> _Records from a data collection_
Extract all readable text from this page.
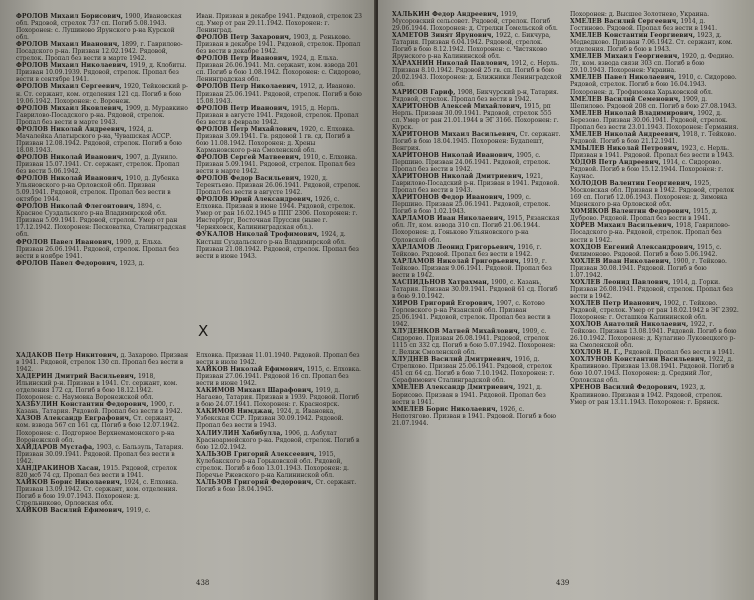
ФРОЛОВ Михаил Борисович, 1900, Ивановская обл. Рядовой, стрелок 737 сп. Погиб 5.08.1943. Похоронен: с. Лушиново Ярунского р-на Курской обл.

ФРОЛОВ Михаил Иванович, 1899, г. Гаврилово-Посадского р-на. Призван 12.02.1942. Рядовой, стрелок. Пропал без вести в марте 1942.

ФРОЛОВ Михаил Николаевич, 1919, д. Клобиты. Призван 10.09.1939. Рядовой, стрелок. Пропал без вести в сентябре 1941.

ФРОЛОВ Михаил Сергеевич, 1920, Тейковский р-н. Ст. сержант, ком. отделения 121 сд. Погиб в бою 19.06.1942. Похоронен: с. Воронеж.

ФРОЛОВ Михаил Яковлевич, 1909, д. Муравкино Гаврилово-Посадского р-на. Рядовой, стрелок. Пропал без вести в марте 1943.

ФРОЛОВ Николай Андреевич, 1924, д. Мачалейка Алатырского р-на, Чувашская АССР. Призван 12.08.1942. Рядовой, стрелок. Погиб в бою 18.08.1943.

ФРОЛОВ Николай Иванович, 1907, д. Дунило. Призван 15.07.1941. Ст. сержант, стрелок. Пропал без вести 5.06.1942.

ФРОЛОВ Николай Иванович, 1910, д. Дубенка Ульяновского р-на Орловской обл. Призван 5.09.1941. Рядовой, стрелок. Пропал без вести в октябре 1944.

ФРОЛОВ Николай Флегонтович, 1894, с. Красное Суздальского р-на Владимирской обл. Призван 5.09.1941. Рядовой, стрелок. Умер от ран 17.12.1942. Похоронен: Песковатка, Сталинградская обл.

ФРОЛОВ Павел Иванович, 1909, д. Ельха. Призван 26.06.1941. Рядовой, стрелок. Пропал без вести в ноябре 1941.

ФРОЛОВ Павел Федорович, 1923, д.

Иван. Призван в декабре 1941. Рядовой, стрелок 23 сд. Умер от ран 29.11.1942. Похоронен: г. Ленинград.

ФРОЛОВ Петр Захарович, 1903, д. Реньково. Призван в декабре 1941. Рядовой, стрелок. Пропал без вести в декабре 1942.

ФРОЛОВ Петр Иванович, 1924, д. Ельха. Призван 26.06.1941. Мл. сержант, ком. взвода 201 сп. Погиб в бою 1.08.1942. Похоронен: с. Сидорово, Ленинградская обл.

ФРОЛОВ Петр Николаевич, 1912, д. Иваново. Призван 25.06.1941. Рядовой, стрелок. Погиб в бою 15.08.1943.

ФРОЛОВ Петр Иванович, 1915, д. Нерль. Призван в августе 1941. Рядовой, стрелок. Пропал без вести в феврале 1942.

ФРОЛОВ Петр Михайлович, 1920, с. Елховка. Призван 3.09.1941. Гв. рядовой 1 гв. сд. Погиб в бою 11.08.1942. Похоронен: д. Хрены Кармановского р-на Смоленской обл.

ФРОЛОВ Сергей Матвеевич, 1910, с. Елховка. Призван 5.09.1941. Рядовой, стрелок. Пропал без вести в марте 1942.

ФРОЛОВ Федор Васильевич, 1920, д. Терентьево. Призван 26.06.1941. Рядовой, стрелок. Пропал без вести в августе 1942.

ФРОЛОВ Юрий Александрович, 1926, с. Елховка. Призван в июне 1944. Рядовой, стрелок. Умер от ран 16.02.1945 в ППГ 2306. Похоронен: г. Инстербург, Восточная Пруссия (ныне г. Черняховск, Калининградская обл.).

ФУКАЛОВ Николай Трофимович, 1924, д. Кистыш Суздальского р-на Владимирской обл. Призван 21.08.1942. Рядовой, стрелок. Пропал без вести в июне 1943.

Х

ХАДАКОВ Петр Никитович, д. Захарово. Призван в 1941. Рядовой, стрелок 130 сп. Пропал без вести в 1942.

ХАДЕРИН Дмитрий Васильевич, 1918, Ильинский р-н. Призван в 1941. Ст. сержант, ком. отделения 172 сд. Погиб в бою 18.12.1942. Похоронен: с. Наумовка Воронежской обл.

ХАЗБУЛИН Константин Федорович, 1900, г. Казань, Татария. Рядовой. Пропал без вести в 1942.

ХАЗОВ Александр Евграфович, Ст. сержант, ком. взвода 567 сп 161 сд. Погиб в бою 12.07.1942. Похоронен: с. Подгорное Верхнемамонского р-на Воронежской обл.

ХАЙДАРОВ Мустафа, 1903, с. Бальзуль, Татария. Призван 30.09.1941. Рядовой. Пропал без вести в 1942.

ХАНДРАКИНОВ Хасан, 1915. Рядовой, стрелок 820 мсб 74 сд. Пропал без вести в 1941.

ХАЙКОВ Борис Николаевич, 1924, с. Елховка. Призван 13.09.1942. Ст. сержант, ком. отделения. Погиб в бою 19.07.1943. Похоронен: д. Стрельниково, Орловская обл.

ХАЙКОВ Василий Ефимович, 1919, с.

Елховка. Призван 11.01.1940. Рядовой. Пропал без вести в июле 1942.

ХАЙКОВ Николай Ефимович, 1915, с. Елховка. Призван 27.06.1941. Рядовой 16 сп. Пропал без вести в июне 1942.

ХАКИМОВ Михаил Шарафович, 1919, д. Нагаево, Татария. Призван в 1939. Рядовой. Погиб в бою 24.07.1941. Похоронен: г. Красноярск.

ХАКИМОВ Нимджан, 1924, д. Ивановка, Узбекская ССР. Призван 30.09.1942. Рядовой. Пропал без вести в 1943.

ХАЛИУЛИН Хабибулла, 1906, д. Азбулат Красноармейского р-на. Рядовой, стрелок. Погиб в бою 12.02.1942.

ХАЛЬЗОВ Григорий Алексеевич, 1915, Кулебакского р-на Горьковской обл. Рядовой, стрелок. Погиб в бою 13.01.1943. Похоронен: д. Поречье Ржевского р-на Калининской обл.

ХАЛЬЗОВ Григорий Федорович, Ст. сержант. Погиб в бою 18.04.1945.

438

ХАЛЬКИН Федор Андреевич, 1919, Мусоровский сельсовет. Рядовой, стрелок. Погиб 29.06.1944. Похоронен: д. Стрелки Гомельской обл.

ХАМЕТОВ Зинят Ярунович, 1922, с. Бикчура, Татария. Призван 6.04.1942. Рядовой, стрелок. Погиб в бою 8.12.1942. Похоронен: с. Чистяково Ярунского р-на Калининской обл.

ХАРАХНИН Николай Павлович, 1912, с. Нерль. Призван 8.10.1942. Рядовой 25 гв. сп. Погиб в бою 20.02.1943. Похоронен: д. Ближники Ленинградской обл.

ХАРИСОВ Гариф, 1908, Бикчурский р-н, Татария. Рядовой, стрелок. Пропал без вести в 1942.

ХАРИТОНОВ Алексей Михайлович, 1915, рп Нерль. Призван 30.09.1941. Рядовой, стрелок 555 сп. Умер от ран 21.01.1944 в ЭГ 3166. Похоронен: г. Курск.

ХАРИТОНОВ Михаил Васильевич, Ст. сержант. Погиб в бою 18.04.1945. Похоронен: Будапешт, Венгрия.

ХАРИТОНОВ Николай Иванович, 1905, с. Першино. Призван 24.06.1941. Рядовой, стрелок. Пропал без вести в 1942.

ХАРИТОНОВ Николай Дмитриевич, 1921, Гаврилово-Посадский р-н. Призван в 1941. Рядовой. Пропал без вести в 1943.

ХАРИТОНОВ Федор Иванович, 1909, с. Першино. Призван 25.06.1941. Рядовой, стрелок. Погиб в бою 1.02.1943.

ХАРЛАМОВ Иван Николаевич, 1915, Рязанская обл. Лт, ком. взвода 310 сп. Погиб 21.06.1944. Похоронен: д. Гоньково Ульяновского р-на Орловской обл.

ХАРЛАМОВ Леонид Григорьевич, 1916, г. Тейково. Рядовой. Пропал без вести в 1942.

ХАРЛАМОВ Николай Григорьевич, 1919, г. Тейково. Призван 9.06.1941. Рядовой. Пропал без вести в 1942.

ХАСПИДЬНОВ Хатрахман, 1900, с. Казань, Татария. Призван 30.09.1941. Рядовой 61 сд. Погиб в бою 9.10.1942.

ХИРОВ Григорий Егорович, 1907, с. Котово Горлевского р-на Рязанской обл. Призван 25.06.1941. Рядовой, стрелок. Пропал без вести в 1942.

ХЛУДЕНКОВ Матвей Михайлович, 1909, с. Сидорово. Призван 26.08.1941. Рядовой, стрелок 1115 сп 332 сд. Погиб в бою 5.07.1942. Похоронен: г. Велиж Смоленской обл.

ХЛУДНЕВ Василий Дмитриевич, 1916, д. Стрелково. Призван 25.06.1941. Рядовой, стрелок 451 сп 64 сд. Погиб в бою 7.10.1942. Похоронен: г. Серафимович Сталинградской обл.

ХМЕЛЕВ Александр Дмитриевич, 1921, д. Борисово. Призван в 1941. Рядовой. Пропал без вести в 1941.

ХМЕЛЕВ Борис Николаевич, 1926, с. Непотягово. Призван в 1941. Рядовой. Погиб в бою 21.07.1944.

Похоронен: д. Высшее Золотнево, Украина.

ХМЕЛЕВ Василий Сергеевич, 1914, д. Гостиново. Рядовой. Пропал без вести в 1941.

ХМЕЛЕВ Константин Георгиевич, 1923, д. Медведково. Призван 7.06.1942. Ст. сержант, ком. отделения. Погиб в бою в 1943.

ХМЕЛЕВ Михаил Георгиевич, 1920, д. Федино. Лт, ком. взвода связи 303 сп. Погиб в бою 29.10.1943. Похоронен: Украина.

ХМЕЛЕВ Павел Николаевич, 1910, с. Сидорово. Рядовой, стрелок. Погиб в бою 16.04.1943. Похоронен: д. Трофимовка Харьковской обл.

ХМЕЛЕВ Василий Семенович, 1909, д. Шепилово. Рядовой 208 сп. Погиб в бою 27.08.1943.

ХМЕЛЕВ Николай Владимирович, 1902, д. Березово. Призван 30.06.1941. Рядовой, стрелок. Пропал без вести 23.01.1943. Похоронен: Германия.

ХМЕЛЕВ Николай Андреевич, 1918, г. Тейково. Рядовой. Погиб в бою 21.12.1941.

ХМЫЛЕВ Николай Петрович, 1923, с. Нерль. Призван в 1941. Рядовой. Пропал без вести в 1943.

ХОДОВ Петр Андреевич, 1914, с. Сидорово. Рядовой. Погиб в бою 15.12.1944. Похоронен: г. Каунас.

ХОЛОДОВ Валентин Георгиевич, 1925, Московская обл. Призван в 1942. Рядовой, стрелок 169 сп. Погиб 12.06.1943. Похоронен: д. Зимовка Мценского р-на Орловской обл.

ХОМЯКОВ Валентин Федорович, 1915, д. Дуброво. Рядовой. Пропал без вести в 1941.

ХОРЕВ Михаил Васильевич, 1918, Гаврилово-Посадского р-на. Рядовой, стрелок. Пропал без вести в 1942.

ХОХДОВ Евгений Александрович, 1915, с. Филимоново. Рядовой. Погиб в бою 5.06.1942.

ХОХЛЕВ Иван Николаевич, 1900, г. Тейково. Призван 30.08.1941. Рядовой. Погиб в бою 1.07.1942.

ХОХЛЕВ Леонид Павлович, 1914, д. Горки. Призван 26.08.1941. Рядовой, стрелок. Пропал без вести в 1942.

ХОХЛЕВ Петр Иванович, 1902, г. Тейково. Рядовой, стрелок. Умер от ран 18.02.1942 в ЭГ 2392. Похоронен: г. Осташков Калининской обл.

ХОХЛОВ Анатолий Николаевич, 1922, г. Тейково. Призван 13.08.1941. Рядовой. Погиб в бою 26.10.1942. Похоронен: д. Кулагино Луковецкого р-на Смоленской обл.

ХОХЛОВ Н. Г., Рядовой. Пропал без вести в 1941.

ХОХЛУНОВ Константин Васильевич, 1922, д. Крапивново. Призван 13.08.1941. Рядовой. Погиб в бою 10.07.1943. Похоронен: д. Средний Лог, Орловская обл.

ХРЕНОВ Василий Федорович, 1923, д. Крапивново. Призван в 1942. Рядовой, стрелок. Умер от ран 13.11.1943. Похоронен: г. Брянск.

439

> _Directions_
Report all lines of the data that include the word "декабре".

> _Answer to the problem_
Иван. Призван в декабре 1941. Рядовой, стрелок 23 сд. Умер от ран 29.11.1942. Похоронен: г. Ленинград.
ФРОЛОВ Петр Захарович, 1903, д. Реньково. Призван в декабре 1941. Рядовой, стрелок. Пропал без вести в декабре 1942.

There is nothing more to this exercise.